RECORDED INFORMATION:
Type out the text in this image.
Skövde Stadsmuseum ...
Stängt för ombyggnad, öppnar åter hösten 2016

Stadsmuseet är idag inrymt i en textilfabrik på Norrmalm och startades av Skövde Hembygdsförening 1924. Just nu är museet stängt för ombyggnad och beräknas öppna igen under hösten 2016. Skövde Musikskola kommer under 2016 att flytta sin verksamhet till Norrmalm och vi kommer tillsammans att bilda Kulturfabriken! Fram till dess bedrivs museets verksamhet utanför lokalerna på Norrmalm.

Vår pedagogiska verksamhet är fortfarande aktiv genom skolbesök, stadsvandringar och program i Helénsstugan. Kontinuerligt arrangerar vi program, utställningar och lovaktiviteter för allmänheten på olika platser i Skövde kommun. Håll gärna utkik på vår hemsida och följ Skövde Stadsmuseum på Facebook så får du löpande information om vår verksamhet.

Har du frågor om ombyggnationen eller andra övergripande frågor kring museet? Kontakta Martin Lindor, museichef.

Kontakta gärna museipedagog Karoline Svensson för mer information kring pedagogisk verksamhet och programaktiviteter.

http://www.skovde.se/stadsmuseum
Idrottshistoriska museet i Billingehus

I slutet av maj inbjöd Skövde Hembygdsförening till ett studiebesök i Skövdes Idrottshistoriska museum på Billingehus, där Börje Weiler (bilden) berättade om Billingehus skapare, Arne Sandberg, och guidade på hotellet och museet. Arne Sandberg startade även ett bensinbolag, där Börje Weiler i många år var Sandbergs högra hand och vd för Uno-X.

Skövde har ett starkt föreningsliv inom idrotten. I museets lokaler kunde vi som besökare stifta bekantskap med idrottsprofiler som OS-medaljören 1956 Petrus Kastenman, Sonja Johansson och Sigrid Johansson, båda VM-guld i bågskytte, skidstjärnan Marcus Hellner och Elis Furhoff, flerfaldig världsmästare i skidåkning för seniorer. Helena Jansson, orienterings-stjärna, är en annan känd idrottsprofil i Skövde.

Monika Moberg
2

WHAT YOU WILL DO:
The word to find is "kring". Copy every line of the records that holds it.

ANSWER BOX:
Har du frågor om ombyggnationen eller andra övergripande frågor kring museet? Kontakta Martin Lindor, museichef.
Kontakta gärna museipedagog Karoline Svensson för mer information kring pedagogisk verksamhet och programaktiviteter.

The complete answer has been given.